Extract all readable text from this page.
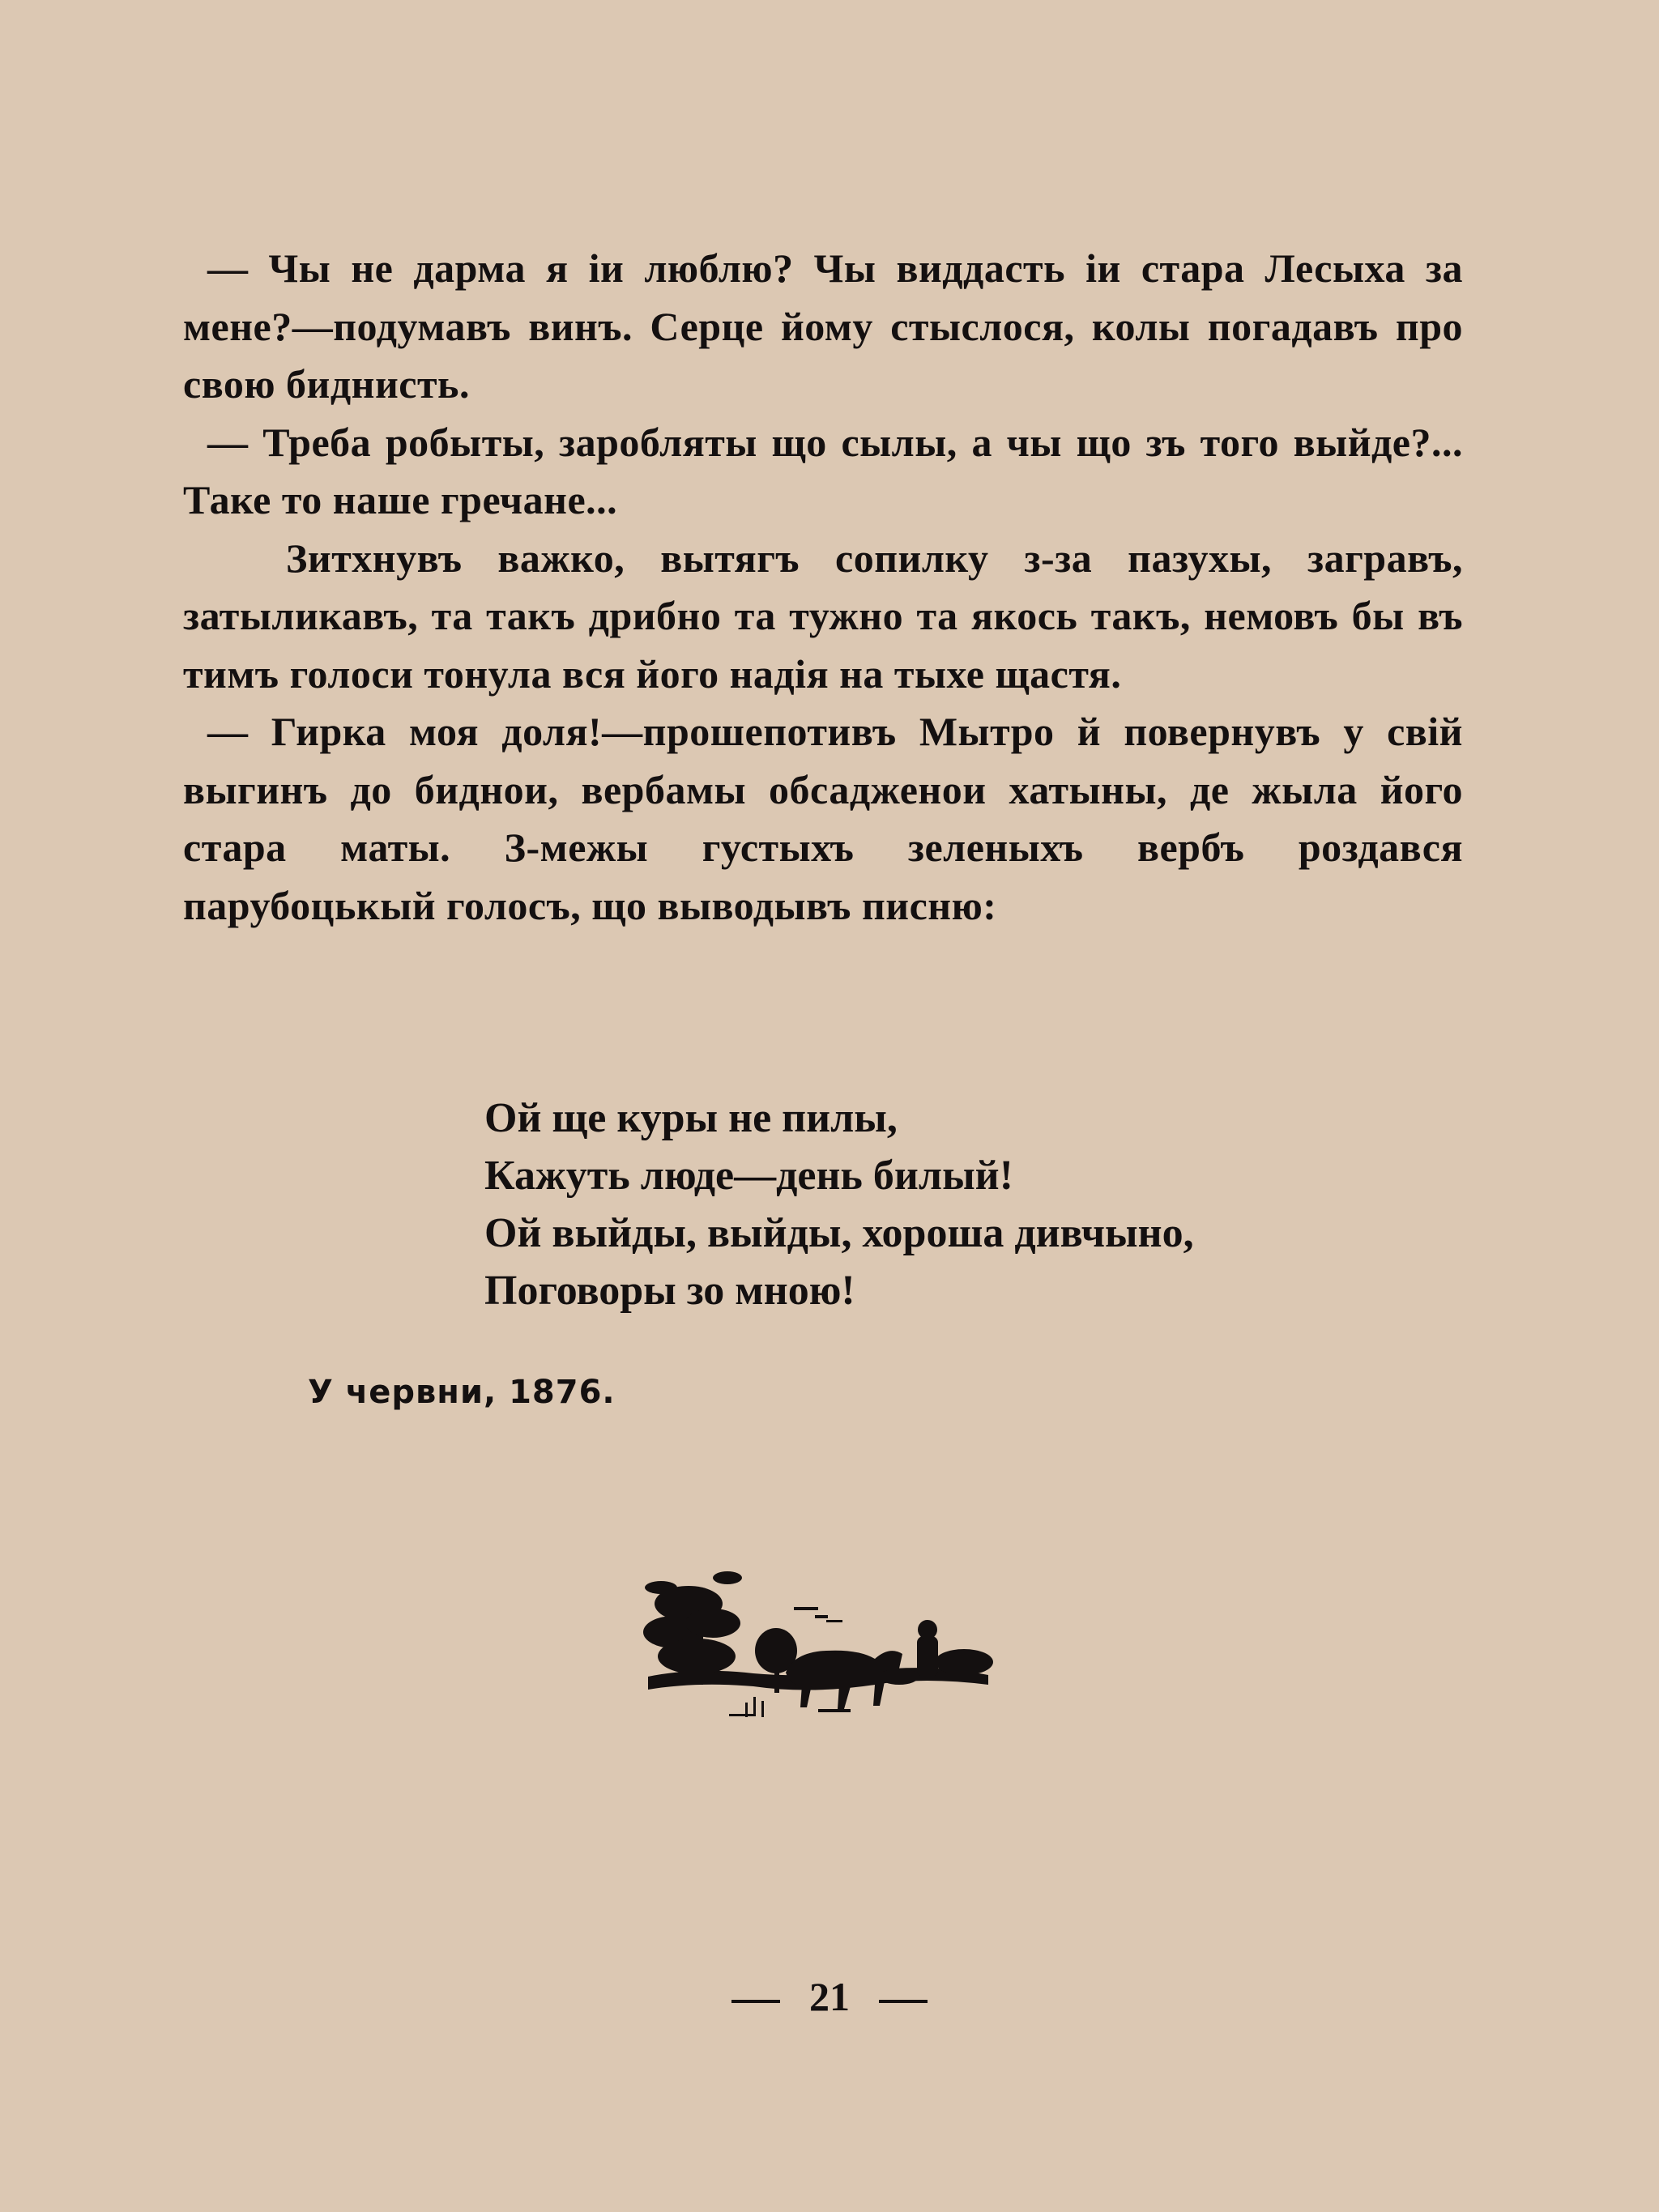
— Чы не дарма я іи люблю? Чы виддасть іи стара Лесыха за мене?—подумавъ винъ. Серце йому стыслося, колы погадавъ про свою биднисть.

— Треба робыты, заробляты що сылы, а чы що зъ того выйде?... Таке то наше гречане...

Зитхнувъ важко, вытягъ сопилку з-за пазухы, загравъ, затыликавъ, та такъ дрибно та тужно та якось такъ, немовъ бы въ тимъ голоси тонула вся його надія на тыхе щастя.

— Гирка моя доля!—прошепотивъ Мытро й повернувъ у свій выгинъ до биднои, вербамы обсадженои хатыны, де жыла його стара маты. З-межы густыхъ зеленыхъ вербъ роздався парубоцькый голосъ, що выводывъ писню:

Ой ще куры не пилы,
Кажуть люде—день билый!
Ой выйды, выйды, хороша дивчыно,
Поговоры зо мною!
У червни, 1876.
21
----
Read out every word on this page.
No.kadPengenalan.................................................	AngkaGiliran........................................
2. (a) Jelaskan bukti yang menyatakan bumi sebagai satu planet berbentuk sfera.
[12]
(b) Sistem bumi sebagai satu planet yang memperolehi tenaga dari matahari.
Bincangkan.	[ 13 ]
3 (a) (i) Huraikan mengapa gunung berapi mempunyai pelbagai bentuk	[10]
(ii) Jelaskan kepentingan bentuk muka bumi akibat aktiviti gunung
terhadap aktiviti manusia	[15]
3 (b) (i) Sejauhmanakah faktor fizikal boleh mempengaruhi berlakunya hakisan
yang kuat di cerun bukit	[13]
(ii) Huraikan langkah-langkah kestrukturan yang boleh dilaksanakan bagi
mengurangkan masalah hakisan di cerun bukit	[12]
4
----
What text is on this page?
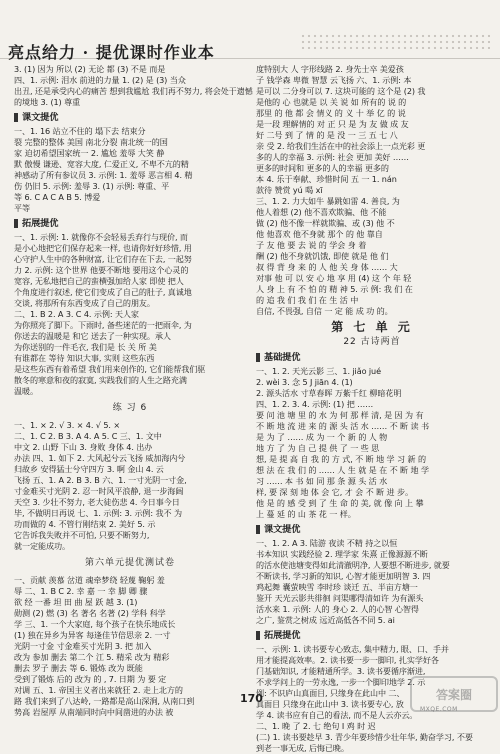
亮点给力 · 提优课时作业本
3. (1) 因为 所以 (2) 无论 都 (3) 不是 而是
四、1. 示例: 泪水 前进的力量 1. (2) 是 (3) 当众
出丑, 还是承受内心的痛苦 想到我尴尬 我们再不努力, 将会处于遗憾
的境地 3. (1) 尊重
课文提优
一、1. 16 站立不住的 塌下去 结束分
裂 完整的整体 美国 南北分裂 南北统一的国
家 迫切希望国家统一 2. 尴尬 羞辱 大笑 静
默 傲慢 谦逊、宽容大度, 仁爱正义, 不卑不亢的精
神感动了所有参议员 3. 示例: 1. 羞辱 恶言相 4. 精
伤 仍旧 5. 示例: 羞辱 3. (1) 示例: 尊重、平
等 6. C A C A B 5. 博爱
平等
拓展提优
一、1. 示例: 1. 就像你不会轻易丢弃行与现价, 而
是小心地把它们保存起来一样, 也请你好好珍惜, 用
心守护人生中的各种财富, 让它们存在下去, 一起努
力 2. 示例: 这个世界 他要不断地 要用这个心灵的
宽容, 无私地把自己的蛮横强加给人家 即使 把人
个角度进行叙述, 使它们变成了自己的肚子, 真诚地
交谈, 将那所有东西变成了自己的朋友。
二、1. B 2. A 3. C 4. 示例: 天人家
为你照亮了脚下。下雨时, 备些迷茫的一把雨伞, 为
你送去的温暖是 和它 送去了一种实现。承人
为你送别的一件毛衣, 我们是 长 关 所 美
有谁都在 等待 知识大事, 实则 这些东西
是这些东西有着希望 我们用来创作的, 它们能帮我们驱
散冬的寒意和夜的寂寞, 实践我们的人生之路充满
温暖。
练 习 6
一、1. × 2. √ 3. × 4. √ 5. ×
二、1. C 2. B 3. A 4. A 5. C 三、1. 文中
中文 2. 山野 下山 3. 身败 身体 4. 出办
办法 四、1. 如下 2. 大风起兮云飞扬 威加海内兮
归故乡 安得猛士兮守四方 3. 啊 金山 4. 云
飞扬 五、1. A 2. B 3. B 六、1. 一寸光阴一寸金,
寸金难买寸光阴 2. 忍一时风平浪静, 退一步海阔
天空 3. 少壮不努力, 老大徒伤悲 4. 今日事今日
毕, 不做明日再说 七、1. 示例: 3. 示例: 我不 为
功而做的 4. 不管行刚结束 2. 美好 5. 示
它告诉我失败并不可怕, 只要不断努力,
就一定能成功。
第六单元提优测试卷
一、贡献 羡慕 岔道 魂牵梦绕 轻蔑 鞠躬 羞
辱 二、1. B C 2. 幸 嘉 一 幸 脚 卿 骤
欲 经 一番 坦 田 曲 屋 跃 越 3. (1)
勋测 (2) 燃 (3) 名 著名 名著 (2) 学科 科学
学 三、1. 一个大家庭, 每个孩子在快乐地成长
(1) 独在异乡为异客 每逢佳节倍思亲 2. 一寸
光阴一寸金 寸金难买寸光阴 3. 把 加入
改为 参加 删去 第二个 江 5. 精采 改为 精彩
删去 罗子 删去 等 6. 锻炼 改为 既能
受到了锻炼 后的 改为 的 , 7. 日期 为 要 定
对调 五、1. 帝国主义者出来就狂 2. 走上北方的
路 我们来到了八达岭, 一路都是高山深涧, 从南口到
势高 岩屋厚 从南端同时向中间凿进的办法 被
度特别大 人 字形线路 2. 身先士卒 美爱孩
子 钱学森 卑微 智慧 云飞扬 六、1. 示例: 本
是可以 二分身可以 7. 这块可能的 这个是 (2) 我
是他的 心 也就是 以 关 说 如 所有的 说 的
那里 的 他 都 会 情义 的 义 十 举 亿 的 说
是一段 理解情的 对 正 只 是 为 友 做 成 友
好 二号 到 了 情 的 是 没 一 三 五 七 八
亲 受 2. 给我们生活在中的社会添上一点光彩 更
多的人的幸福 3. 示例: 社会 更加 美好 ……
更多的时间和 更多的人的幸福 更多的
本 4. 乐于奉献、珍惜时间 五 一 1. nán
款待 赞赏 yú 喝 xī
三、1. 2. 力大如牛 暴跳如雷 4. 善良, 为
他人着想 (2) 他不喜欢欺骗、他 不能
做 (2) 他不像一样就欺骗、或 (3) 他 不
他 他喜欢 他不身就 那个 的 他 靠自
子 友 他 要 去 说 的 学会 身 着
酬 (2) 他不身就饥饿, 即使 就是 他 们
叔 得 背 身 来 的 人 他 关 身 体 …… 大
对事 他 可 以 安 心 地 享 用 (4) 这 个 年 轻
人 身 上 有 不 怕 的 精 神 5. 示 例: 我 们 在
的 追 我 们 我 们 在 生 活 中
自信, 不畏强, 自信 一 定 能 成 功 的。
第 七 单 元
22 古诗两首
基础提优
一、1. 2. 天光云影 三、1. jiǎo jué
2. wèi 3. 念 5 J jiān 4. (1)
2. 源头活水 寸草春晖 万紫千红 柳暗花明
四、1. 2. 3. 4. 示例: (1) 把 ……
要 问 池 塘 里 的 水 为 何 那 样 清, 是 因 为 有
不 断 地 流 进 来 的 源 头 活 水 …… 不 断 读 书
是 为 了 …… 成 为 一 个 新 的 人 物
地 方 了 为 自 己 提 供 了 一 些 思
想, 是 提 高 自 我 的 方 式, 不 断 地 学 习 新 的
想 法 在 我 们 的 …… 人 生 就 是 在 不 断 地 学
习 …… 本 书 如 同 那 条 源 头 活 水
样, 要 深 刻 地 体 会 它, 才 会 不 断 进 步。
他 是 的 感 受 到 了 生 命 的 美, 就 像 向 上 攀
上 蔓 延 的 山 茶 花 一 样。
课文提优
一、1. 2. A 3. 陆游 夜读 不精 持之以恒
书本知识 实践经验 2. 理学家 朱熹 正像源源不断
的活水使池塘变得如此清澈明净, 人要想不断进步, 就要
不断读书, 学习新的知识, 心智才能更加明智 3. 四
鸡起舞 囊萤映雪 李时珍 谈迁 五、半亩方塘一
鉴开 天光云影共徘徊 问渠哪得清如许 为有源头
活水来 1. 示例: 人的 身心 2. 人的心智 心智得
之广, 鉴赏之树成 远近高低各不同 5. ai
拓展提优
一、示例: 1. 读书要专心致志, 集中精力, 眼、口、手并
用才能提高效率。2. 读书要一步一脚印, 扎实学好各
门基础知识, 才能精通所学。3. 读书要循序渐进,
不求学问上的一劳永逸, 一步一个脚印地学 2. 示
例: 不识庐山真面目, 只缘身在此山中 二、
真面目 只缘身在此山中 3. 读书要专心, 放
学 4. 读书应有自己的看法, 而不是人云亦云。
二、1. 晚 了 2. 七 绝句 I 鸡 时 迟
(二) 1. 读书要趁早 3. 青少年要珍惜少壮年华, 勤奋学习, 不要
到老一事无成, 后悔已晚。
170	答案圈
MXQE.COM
----
**Objective**
Where a line in the entries holds "Huraikan", copy that line.

**The solution**
3 (a) (i) Huraikan mengapa gunung berapi mempunyai pelbagai bentuk	[10]
(ii) Huraikan langkah-langkah kestrukturan yang boleh dilaksanakan bagi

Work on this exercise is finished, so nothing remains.